## [PROBLEM]
Which lines include the word "pulsos"? Copy each of them.

## [MATERIAL PROVIDED]
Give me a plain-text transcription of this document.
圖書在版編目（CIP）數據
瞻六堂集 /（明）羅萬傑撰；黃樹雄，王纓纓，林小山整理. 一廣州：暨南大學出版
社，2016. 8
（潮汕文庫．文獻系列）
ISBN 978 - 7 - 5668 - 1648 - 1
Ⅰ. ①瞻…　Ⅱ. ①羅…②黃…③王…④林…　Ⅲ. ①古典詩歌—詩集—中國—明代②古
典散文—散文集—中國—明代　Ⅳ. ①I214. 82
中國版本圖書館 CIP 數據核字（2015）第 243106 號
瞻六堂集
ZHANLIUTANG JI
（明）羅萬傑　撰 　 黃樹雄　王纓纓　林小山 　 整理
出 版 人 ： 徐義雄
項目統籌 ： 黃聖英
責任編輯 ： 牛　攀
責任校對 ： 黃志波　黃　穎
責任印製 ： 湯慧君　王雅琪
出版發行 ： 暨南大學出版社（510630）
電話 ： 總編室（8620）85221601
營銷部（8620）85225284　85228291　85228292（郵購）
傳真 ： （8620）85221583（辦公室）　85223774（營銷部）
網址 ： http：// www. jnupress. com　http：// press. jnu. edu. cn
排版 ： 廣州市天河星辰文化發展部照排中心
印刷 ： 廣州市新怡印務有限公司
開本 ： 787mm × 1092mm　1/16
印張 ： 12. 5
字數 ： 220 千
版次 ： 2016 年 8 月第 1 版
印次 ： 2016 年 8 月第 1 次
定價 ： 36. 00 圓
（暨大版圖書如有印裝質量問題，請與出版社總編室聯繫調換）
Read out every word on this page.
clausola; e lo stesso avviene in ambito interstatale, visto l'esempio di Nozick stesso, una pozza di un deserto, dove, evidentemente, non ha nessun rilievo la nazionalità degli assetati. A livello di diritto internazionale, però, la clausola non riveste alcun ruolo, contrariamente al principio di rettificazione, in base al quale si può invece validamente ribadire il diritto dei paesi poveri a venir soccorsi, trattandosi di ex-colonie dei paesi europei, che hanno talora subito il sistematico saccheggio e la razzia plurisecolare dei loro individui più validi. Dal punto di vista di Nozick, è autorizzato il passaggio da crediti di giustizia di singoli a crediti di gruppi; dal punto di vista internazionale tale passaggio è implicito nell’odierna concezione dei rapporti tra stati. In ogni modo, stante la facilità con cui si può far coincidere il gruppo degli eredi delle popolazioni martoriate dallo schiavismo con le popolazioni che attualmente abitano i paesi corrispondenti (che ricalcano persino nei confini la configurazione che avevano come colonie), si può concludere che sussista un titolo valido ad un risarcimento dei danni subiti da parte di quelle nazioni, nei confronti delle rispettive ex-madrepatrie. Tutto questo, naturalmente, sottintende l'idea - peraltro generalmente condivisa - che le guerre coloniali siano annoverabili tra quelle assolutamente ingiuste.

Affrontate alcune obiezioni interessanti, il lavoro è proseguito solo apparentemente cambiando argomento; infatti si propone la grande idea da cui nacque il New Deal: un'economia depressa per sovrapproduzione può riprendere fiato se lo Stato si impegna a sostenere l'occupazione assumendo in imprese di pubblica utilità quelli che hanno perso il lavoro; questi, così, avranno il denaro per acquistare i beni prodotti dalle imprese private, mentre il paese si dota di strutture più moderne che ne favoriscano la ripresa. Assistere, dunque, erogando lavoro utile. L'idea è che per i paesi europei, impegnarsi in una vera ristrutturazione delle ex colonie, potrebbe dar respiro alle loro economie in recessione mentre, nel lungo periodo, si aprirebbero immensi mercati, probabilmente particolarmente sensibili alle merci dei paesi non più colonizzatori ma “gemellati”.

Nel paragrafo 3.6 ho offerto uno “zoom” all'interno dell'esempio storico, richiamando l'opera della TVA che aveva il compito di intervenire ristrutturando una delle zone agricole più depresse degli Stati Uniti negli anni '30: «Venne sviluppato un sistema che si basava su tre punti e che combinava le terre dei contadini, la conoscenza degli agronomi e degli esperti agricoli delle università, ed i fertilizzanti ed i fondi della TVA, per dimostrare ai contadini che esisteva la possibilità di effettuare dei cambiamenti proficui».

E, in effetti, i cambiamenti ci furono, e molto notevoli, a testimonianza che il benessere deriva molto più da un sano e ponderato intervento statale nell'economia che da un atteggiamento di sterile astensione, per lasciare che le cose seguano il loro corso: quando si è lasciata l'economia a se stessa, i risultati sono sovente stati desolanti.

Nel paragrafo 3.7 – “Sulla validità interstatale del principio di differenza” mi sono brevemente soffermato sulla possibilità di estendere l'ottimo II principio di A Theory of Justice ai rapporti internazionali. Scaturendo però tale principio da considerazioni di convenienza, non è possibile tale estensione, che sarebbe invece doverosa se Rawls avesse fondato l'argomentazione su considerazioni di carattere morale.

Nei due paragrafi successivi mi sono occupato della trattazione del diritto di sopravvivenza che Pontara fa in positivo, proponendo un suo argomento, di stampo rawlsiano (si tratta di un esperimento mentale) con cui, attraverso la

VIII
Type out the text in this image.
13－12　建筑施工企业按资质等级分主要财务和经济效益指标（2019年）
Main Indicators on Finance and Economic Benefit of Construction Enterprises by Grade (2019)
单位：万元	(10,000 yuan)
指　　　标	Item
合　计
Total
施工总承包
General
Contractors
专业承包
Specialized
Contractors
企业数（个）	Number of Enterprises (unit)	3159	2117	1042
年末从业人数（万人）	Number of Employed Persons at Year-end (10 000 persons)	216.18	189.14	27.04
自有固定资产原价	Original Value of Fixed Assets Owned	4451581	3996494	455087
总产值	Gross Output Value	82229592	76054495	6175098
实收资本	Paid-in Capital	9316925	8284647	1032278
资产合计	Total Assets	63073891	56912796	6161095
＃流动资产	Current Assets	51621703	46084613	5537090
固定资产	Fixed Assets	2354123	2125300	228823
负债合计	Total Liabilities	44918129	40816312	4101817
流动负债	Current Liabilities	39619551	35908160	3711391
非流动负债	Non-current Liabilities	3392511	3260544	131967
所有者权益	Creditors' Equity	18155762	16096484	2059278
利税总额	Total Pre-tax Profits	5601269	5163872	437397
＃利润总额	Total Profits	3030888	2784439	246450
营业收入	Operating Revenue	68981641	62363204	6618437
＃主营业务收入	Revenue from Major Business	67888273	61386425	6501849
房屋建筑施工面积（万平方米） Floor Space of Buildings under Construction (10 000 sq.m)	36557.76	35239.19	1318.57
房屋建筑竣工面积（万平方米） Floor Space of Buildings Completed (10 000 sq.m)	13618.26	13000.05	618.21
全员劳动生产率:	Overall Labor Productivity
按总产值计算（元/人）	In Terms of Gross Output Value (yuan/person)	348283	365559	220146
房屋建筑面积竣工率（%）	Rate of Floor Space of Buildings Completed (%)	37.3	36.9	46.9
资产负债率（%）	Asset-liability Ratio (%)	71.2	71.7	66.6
==
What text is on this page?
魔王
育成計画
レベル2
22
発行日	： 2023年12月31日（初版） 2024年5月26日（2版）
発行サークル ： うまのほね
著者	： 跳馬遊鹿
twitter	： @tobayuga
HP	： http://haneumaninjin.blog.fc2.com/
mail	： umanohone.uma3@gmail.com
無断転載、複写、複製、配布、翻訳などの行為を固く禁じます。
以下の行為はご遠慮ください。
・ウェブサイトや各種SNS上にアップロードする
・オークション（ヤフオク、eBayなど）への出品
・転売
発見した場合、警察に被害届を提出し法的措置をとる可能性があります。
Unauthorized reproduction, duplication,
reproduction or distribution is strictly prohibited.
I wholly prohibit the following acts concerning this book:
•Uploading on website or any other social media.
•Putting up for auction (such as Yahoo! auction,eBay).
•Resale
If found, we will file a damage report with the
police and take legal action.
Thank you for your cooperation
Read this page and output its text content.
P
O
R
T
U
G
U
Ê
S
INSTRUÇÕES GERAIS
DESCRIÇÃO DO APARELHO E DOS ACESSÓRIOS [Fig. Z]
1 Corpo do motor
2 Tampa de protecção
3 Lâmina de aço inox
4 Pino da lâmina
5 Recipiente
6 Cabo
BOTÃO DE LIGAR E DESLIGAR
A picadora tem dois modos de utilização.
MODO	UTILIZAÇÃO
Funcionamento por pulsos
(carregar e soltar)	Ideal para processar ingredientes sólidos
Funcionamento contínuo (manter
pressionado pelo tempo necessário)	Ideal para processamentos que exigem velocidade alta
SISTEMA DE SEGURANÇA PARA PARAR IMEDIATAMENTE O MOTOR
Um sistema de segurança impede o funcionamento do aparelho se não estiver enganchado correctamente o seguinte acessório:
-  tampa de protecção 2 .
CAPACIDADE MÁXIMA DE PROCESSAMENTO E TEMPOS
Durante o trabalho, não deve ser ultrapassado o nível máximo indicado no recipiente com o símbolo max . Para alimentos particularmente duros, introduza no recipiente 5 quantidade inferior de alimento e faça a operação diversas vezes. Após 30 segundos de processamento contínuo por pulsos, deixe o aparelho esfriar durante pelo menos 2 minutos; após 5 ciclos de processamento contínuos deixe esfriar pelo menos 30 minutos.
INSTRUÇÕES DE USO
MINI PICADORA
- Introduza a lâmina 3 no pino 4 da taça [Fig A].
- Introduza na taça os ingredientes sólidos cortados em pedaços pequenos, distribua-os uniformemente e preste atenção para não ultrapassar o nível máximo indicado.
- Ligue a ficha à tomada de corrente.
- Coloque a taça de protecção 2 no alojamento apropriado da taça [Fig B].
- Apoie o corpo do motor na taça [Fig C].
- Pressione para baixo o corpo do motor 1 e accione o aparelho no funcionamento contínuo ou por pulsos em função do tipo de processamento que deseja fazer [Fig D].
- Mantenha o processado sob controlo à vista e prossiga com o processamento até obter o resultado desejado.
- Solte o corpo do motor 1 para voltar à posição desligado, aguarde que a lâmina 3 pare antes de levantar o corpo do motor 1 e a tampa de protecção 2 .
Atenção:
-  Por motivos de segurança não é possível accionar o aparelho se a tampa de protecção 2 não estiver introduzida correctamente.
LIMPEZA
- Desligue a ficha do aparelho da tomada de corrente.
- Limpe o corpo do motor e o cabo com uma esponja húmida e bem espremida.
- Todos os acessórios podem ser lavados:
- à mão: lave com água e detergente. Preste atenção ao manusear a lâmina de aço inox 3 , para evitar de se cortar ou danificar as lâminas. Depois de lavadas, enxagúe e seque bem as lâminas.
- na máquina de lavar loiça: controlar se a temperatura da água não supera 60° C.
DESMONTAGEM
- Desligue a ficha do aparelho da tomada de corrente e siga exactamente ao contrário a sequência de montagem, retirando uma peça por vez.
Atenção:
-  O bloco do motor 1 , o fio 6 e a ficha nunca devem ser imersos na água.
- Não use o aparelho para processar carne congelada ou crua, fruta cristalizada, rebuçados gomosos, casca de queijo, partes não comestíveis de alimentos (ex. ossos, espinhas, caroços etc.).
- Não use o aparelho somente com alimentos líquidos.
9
* * *
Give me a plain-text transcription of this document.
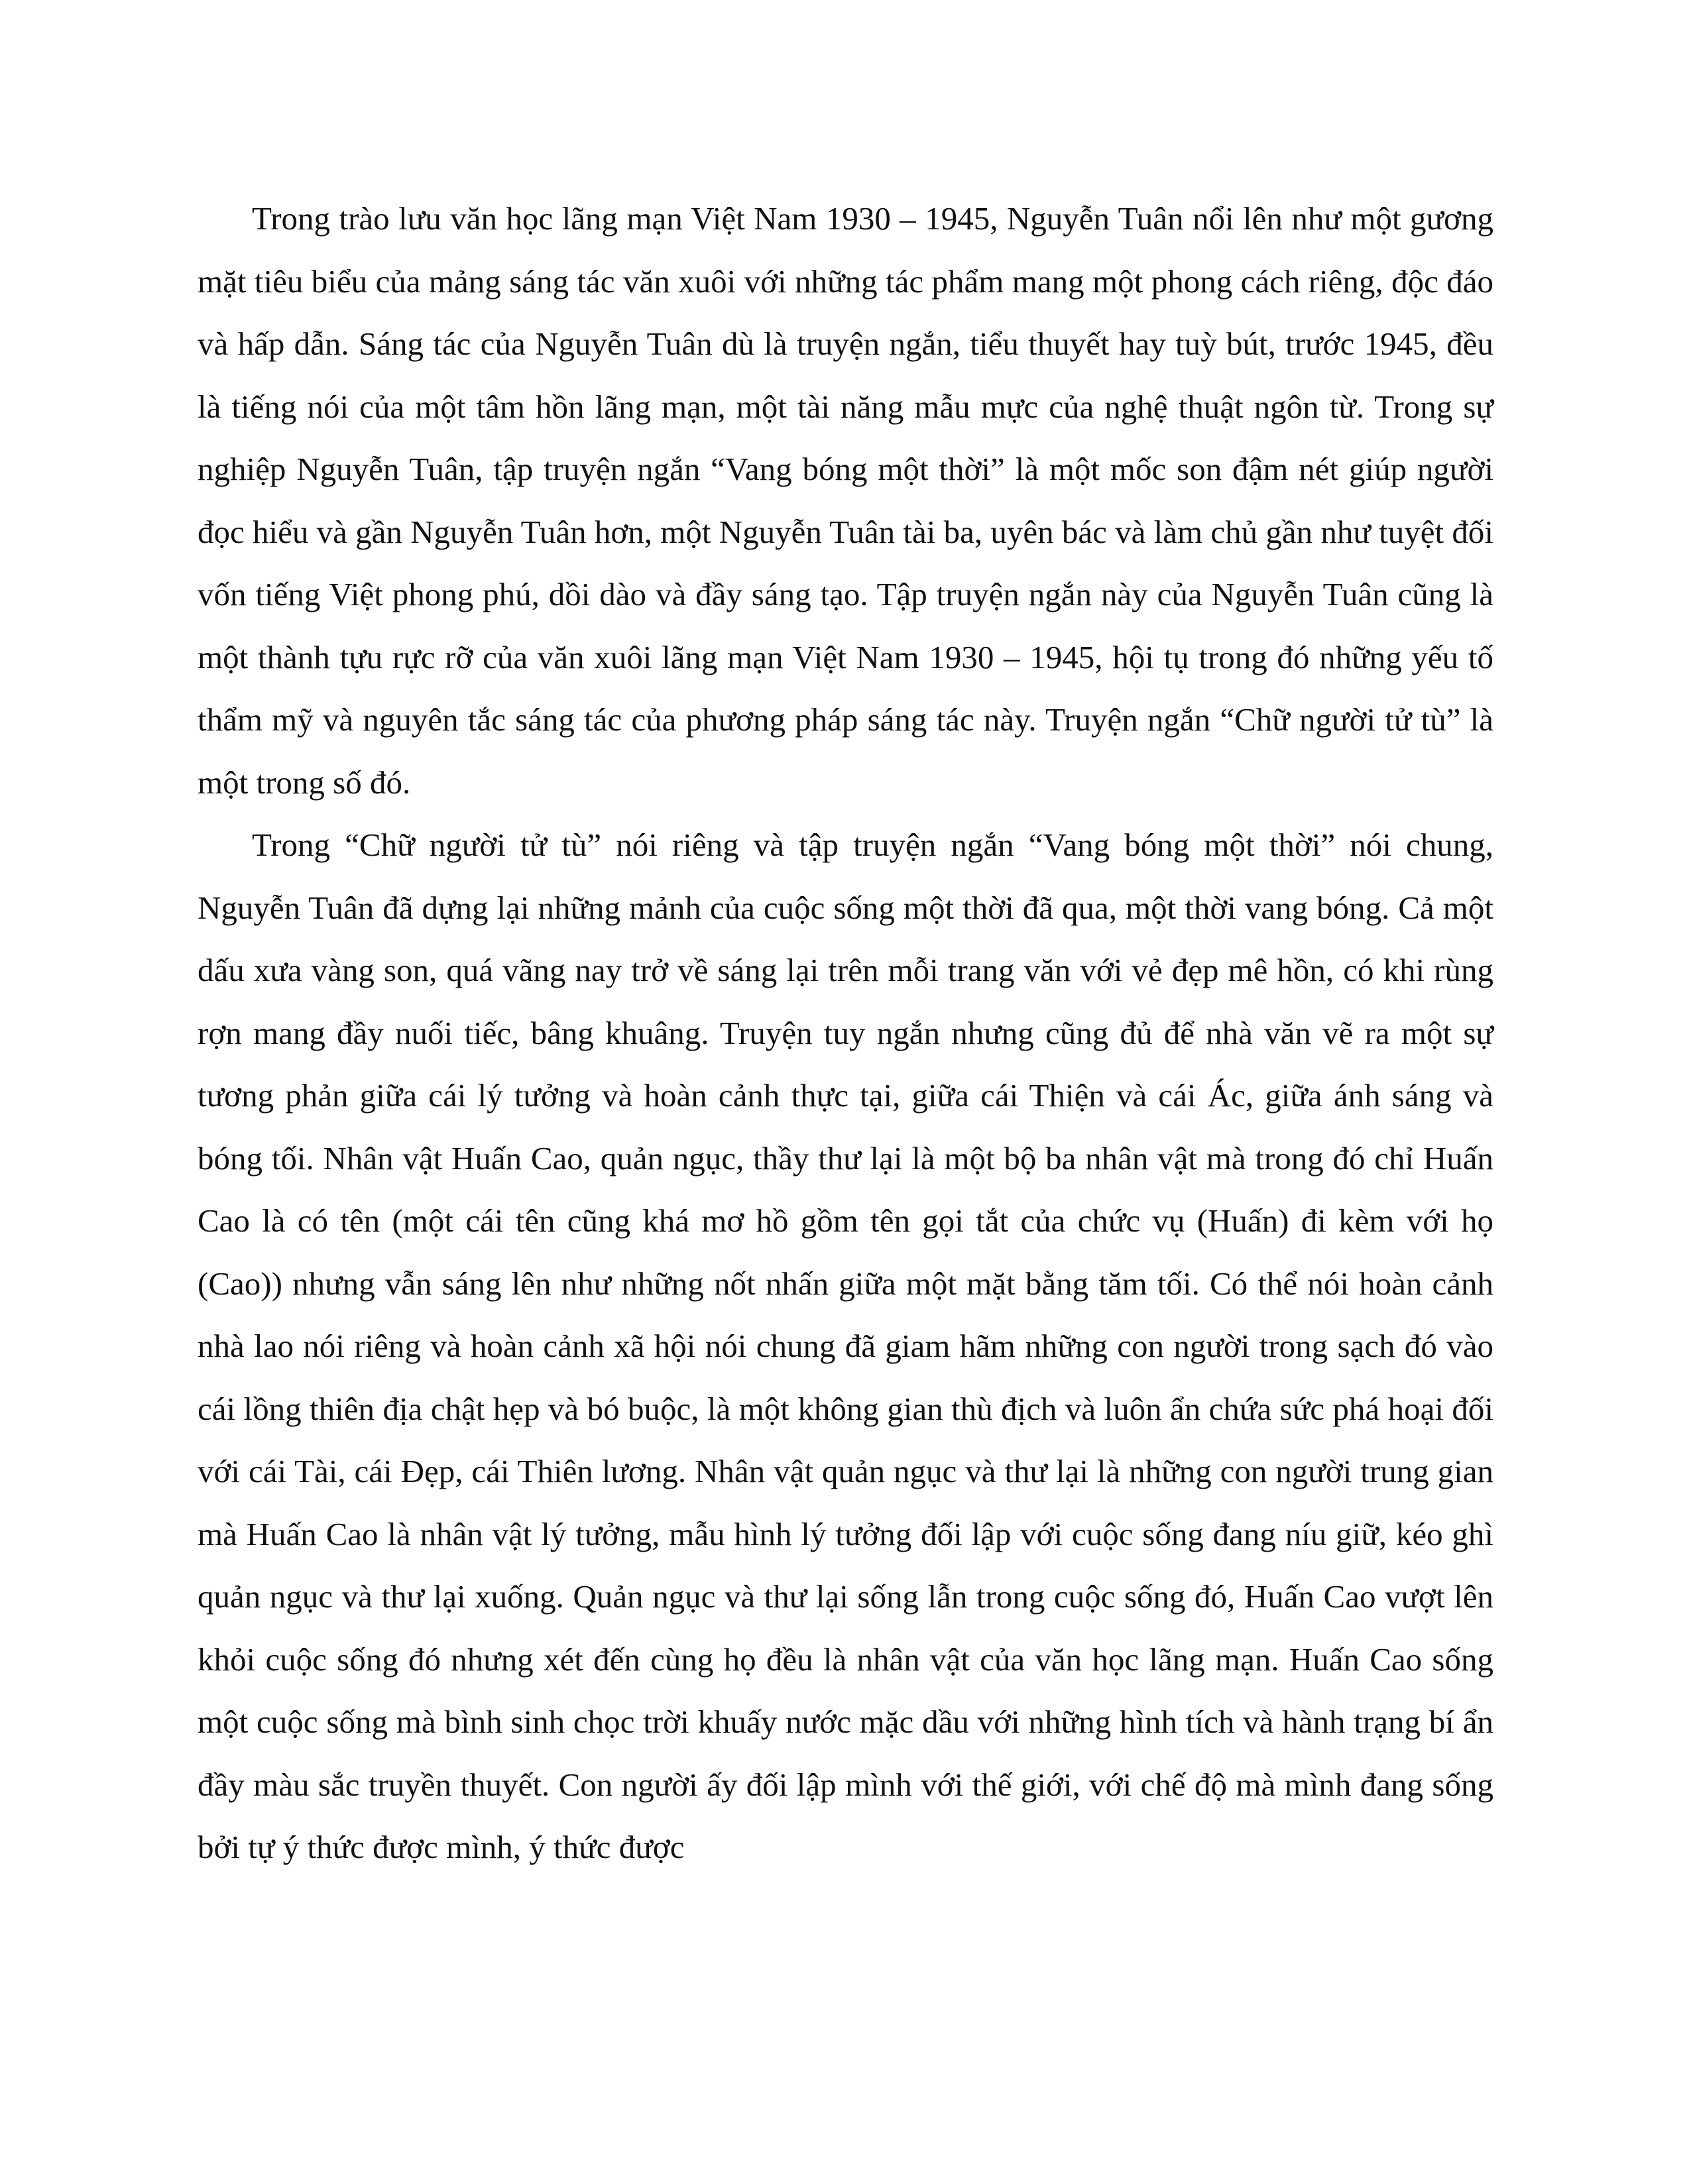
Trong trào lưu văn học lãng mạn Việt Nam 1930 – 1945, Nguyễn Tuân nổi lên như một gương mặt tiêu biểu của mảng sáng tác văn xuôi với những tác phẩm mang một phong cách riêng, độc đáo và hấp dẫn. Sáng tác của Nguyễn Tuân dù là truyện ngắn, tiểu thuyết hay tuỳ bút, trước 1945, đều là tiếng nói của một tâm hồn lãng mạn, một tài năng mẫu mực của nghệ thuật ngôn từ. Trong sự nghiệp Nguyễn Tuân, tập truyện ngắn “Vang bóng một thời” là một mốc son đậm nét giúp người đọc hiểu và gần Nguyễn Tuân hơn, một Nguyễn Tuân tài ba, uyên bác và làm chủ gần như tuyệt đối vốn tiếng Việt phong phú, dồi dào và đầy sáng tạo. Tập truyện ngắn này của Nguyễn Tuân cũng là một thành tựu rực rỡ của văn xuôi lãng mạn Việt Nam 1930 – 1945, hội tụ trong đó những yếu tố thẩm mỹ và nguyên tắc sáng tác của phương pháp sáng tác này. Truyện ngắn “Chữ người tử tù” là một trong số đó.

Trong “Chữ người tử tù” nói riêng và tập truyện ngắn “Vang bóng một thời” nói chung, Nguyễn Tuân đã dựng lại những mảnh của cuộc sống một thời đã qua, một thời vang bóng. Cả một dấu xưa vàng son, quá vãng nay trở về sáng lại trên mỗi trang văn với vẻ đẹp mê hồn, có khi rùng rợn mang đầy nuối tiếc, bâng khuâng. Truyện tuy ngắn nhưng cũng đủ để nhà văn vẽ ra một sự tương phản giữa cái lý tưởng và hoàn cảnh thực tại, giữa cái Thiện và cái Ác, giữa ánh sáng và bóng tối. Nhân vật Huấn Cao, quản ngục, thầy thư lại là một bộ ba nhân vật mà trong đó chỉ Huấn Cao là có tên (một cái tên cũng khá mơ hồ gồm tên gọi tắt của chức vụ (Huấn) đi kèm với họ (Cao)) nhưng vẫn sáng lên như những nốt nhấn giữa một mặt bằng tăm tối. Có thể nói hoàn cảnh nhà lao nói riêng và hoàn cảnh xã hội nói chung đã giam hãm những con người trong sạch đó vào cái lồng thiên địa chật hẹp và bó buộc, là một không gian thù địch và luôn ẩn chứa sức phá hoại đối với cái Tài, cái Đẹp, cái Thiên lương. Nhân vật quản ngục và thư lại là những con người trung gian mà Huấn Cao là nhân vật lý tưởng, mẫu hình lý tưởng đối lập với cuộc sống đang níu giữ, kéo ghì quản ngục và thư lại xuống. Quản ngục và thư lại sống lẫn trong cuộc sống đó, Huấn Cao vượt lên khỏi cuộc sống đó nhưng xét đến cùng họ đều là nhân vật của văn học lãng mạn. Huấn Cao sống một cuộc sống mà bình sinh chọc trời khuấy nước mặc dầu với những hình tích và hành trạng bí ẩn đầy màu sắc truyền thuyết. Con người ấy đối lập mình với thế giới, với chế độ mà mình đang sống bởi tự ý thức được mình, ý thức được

## [WRITTEN RESPONSE]
Funcionamento por pulsos
Durante o trabalho, não deve ser ultrapassado o nível máximo indicado no recipiente com o símbolo max . Para alimentos particularmente duros, introduza no recipiente 5 quantidade inferior de alimento e faça a operação diversas vezes. Após 30 segundos de processamento contínuo por pulsos, deixe o aparelho esfriar durante pelo menos 2 minutos; após 5 ciclos de processamento contínuos deixe esfriar pelo menos 30 minutos.
- Pressione para baixo o corpo do motor 1 e accione o aparelho no funcionamento contínuo ou por pulsos em função do tipo de processamento que deseja fazer [Fig D].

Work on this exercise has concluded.